═══ Available records

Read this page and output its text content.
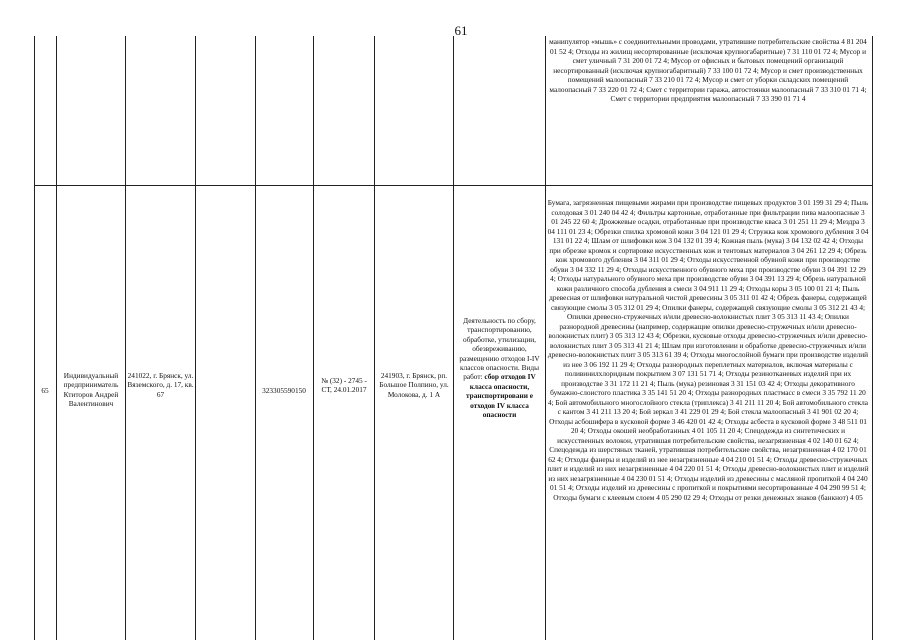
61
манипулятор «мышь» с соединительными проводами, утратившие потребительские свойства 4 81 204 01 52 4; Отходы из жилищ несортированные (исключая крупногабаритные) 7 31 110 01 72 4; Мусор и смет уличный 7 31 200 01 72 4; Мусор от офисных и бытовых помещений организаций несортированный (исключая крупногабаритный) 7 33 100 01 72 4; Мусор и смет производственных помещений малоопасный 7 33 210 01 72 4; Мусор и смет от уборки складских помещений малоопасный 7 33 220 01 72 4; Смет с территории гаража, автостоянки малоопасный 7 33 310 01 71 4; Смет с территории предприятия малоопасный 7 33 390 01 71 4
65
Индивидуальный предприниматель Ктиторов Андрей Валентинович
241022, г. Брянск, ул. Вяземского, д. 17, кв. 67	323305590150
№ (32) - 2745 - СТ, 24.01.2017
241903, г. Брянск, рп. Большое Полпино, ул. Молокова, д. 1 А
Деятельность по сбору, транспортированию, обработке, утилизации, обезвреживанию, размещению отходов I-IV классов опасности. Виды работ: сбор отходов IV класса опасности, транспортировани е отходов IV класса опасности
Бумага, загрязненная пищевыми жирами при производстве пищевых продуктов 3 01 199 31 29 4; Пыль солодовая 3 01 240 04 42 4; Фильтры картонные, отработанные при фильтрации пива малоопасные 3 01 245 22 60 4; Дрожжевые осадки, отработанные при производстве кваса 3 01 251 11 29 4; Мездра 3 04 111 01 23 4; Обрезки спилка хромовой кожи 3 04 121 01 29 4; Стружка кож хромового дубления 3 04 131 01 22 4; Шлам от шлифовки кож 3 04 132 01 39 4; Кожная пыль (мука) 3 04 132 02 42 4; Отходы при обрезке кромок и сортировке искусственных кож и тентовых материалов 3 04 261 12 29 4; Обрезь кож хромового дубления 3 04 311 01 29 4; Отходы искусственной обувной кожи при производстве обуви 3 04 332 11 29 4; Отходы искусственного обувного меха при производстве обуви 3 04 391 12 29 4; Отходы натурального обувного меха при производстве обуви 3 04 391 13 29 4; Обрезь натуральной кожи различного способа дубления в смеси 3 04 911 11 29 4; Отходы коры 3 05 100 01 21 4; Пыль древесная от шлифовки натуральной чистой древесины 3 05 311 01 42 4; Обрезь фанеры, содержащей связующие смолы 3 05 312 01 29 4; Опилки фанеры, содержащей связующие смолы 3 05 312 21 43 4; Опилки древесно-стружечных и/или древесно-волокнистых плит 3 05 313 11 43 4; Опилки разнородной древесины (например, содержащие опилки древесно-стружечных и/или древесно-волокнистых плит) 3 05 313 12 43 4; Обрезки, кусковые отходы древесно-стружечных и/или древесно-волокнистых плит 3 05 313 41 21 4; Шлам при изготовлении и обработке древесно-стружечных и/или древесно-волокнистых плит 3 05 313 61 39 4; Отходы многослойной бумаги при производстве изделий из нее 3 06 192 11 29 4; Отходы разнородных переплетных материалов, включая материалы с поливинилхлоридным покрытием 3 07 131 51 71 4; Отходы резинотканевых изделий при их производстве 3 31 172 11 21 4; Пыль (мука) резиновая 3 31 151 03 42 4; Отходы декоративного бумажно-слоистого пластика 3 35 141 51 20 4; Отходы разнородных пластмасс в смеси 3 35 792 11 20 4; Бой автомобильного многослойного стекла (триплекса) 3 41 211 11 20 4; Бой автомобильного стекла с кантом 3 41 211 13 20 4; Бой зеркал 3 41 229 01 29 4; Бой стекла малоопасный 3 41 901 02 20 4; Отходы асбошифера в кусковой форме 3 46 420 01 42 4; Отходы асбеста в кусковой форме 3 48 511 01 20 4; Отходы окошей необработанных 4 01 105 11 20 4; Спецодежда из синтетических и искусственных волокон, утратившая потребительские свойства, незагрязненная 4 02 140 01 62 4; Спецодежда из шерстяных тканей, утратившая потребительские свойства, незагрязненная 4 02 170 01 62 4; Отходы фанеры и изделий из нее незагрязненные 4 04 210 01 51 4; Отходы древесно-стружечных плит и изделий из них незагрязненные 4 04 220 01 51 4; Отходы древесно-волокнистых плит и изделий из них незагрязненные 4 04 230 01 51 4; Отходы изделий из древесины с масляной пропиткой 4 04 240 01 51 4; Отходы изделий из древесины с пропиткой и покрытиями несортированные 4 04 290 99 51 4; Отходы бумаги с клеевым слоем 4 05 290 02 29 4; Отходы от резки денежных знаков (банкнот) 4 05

══════

**Exercise goal**
Extract each line holding the word "Брянск" from the records.

**Reply to the task**
241022, г. Брянск, ул. Вяземского, д. 17, кв. 67	323305590150
241903, г. Брянск, рп. Большое Полпино, ул. Молокова, д. 1 А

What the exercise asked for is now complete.